** Task to carry out **
Each line containing the word "color" needs to be copied.

_____

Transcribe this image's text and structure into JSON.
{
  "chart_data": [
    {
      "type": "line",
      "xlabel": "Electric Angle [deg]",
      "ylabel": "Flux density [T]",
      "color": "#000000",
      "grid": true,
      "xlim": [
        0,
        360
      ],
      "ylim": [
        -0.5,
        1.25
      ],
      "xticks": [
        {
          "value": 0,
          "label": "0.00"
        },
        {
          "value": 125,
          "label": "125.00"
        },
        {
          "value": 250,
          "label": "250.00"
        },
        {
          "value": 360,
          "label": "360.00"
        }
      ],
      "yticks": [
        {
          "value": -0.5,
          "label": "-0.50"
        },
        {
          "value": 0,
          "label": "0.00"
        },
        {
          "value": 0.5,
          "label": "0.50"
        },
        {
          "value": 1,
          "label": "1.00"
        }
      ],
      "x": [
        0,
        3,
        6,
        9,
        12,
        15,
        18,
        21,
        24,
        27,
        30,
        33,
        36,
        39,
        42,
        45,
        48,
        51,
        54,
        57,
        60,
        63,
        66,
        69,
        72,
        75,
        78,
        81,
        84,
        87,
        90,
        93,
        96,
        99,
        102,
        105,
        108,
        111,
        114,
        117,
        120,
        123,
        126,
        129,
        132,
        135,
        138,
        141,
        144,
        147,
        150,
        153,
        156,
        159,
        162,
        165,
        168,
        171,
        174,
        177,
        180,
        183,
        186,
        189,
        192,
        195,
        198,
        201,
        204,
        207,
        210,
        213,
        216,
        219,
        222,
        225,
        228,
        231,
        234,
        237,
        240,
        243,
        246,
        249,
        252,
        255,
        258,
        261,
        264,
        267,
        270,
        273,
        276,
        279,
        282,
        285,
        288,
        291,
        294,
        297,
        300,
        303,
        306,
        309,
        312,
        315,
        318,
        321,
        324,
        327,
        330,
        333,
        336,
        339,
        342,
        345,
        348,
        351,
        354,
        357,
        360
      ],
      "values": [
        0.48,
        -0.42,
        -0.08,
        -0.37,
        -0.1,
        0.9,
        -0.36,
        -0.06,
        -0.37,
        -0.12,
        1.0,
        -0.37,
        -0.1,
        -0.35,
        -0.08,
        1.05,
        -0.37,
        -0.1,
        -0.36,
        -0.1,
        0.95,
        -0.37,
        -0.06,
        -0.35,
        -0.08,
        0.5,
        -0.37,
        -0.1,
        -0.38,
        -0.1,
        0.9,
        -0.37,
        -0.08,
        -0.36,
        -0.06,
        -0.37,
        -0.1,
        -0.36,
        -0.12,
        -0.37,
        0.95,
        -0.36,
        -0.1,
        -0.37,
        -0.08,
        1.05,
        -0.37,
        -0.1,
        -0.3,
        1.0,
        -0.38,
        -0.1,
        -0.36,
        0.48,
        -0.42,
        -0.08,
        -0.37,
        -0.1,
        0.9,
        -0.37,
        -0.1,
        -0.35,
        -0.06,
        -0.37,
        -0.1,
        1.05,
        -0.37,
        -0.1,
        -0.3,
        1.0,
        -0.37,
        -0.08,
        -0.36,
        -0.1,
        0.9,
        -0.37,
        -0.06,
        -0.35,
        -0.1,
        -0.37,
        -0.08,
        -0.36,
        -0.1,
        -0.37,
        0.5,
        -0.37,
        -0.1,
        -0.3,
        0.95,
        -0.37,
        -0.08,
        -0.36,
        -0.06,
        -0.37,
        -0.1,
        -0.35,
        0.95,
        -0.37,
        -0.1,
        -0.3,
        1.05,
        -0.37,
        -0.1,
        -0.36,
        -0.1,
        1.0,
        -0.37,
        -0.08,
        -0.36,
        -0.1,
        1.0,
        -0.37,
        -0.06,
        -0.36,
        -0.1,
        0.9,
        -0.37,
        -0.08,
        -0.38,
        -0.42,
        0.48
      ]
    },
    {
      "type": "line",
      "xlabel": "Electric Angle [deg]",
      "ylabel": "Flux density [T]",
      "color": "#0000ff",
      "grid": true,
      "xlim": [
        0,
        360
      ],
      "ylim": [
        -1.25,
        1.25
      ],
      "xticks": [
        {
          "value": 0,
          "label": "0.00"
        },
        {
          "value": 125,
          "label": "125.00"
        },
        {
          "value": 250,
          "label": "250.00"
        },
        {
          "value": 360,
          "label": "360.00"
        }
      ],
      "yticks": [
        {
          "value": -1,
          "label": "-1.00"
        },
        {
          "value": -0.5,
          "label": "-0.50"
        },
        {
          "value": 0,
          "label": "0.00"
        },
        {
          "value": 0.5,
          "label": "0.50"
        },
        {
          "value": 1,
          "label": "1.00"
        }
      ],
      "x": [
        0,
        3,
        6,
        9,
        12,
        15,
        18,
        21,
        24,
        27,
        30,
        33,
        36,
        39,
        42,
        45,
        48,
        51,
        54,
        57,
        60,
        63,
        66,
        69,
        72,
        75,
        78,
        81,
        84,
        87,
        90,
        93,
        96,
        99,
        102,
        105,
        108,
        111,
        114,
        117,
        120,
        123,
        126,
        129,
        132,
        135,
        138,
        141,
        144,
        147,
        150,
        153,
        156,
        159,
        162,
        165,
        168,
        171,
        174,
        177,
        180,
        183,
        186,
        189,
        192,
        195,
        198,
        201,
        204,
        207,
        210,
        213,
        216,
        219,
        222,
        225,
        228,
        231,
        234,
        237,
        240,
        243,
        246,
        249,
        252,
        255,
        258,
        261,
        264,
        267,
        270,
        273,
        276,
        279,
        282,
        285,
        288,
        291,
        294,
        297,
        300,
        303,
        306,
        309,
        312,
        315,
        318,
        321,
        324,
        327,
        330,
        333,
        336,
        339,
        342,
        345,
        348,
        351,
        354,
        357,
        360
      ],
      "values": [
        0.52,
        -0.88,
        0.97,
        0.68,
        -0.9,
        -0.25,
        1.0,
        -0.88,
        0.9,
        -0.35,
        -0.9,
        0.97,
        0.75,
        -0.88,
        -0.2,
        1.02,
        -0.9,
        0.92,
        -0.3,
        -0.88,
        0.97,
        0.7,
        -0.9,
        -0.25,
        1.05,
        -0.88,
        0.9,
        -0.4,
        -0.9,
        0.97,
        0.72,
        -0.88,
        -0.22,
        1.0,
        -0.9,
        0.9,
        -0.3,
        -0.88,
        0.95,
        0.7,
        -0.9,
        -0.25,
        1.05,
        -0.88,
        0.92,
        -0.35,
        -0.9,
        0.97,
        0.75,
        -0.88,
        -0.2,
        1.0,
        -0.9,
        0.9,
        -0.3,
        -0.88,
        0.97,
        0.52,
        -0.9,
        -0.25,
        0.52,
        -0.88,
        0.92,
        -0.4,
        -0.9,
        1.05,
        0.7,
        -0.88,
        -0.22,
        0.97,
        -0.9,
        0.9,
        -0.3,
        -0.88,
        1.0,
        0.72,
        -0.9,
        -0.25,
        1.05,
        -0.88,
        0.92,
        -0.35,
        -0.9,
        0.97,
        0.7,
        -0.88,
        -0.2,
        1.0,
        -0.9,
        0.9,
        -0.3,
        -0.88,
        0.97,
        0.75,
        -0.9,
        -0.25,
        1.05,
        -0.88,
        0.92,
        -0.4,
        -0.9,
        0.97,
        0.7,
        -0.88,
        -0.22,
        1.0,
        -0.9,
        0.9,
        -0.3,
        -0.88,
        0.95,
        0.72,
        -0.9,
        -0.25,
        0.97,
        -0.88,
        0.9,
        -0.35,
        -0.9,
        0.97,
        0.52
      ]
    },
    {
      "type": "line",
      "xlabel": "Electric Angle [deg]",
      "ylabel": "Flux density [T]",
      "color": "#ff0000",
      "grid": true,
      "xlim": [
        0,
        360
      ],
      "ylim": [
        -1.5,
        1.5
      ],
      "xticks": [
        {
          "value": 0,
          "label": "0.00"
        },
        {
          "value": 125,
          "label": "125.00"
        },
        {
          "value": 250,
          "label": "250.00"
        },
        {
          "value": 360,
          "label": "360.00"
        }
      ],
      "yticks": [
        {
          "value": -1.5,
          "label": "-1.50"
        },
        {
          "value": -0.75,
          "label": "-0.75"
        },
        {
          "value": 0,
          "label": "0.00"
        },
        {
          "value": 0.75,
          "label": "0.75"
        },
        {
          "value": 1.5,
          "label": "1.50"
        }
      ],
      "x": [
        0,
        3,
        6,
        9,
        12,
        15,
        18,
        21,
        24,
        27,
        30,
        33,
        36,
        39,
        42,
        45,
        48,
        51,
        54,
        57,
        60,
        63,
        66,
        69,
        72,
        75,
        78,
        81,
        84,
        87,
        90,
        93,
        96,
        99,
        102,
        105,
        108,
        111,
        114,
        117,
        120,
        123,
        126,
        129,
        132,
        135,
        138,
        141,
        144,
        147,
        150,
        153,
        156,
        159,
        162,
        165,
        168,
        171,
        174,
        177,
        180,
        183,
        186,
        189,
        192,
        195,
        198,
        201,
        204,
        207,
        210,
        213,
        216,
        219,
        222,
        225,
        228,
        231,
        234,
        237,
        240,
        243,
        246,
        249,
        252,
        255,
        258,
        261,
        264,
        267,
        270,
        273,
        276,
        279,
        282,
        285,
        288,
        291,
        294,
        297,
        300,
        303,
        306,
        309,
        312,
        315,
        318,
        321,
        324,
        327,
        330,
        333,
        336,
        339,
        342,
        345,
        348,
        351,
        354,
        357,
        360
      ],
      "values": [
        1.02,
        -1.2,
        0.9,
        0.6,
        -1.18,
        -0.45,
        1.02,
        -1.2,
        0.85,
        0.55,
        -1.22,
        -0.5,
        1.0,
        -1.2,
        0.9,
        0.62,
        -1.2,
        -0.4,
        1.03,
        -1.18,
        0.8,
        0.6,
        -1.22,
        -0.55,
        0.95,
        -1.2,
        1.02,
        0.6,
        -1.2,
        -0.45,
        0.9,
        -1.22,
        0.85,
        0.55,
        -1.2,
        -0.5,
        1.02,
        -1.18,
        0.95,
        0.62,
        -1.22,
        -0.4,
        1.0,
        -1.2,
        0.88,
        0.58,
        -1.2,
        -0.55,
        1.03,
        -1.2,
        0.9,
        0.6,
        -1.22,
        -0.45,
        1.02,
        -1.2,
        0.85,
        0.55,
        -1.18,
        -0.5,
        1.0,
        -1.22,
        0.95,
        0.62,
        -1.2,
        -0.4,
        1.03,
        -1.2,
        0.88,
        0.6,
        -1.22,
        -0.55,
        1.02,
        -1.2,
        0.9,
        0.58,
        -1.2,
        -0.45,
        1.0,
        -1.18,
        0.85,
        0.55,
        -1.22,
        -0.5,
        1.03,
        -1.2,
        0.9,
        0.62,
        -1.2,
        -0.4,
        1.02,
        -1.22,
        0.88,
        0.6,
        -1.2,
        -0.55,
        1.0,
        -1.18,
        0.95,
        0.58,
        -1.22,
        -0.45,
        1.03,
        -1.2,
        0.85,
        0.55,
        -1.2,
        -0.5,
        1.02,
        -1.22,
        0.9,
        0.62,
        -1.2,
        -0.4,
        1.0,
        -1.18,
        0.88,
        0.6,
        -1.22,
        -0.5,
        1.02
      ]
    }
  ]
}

_____

** Result of the task **
      "color": "#000000",
      "color": "#0000ff",
      "color": "#ff0000",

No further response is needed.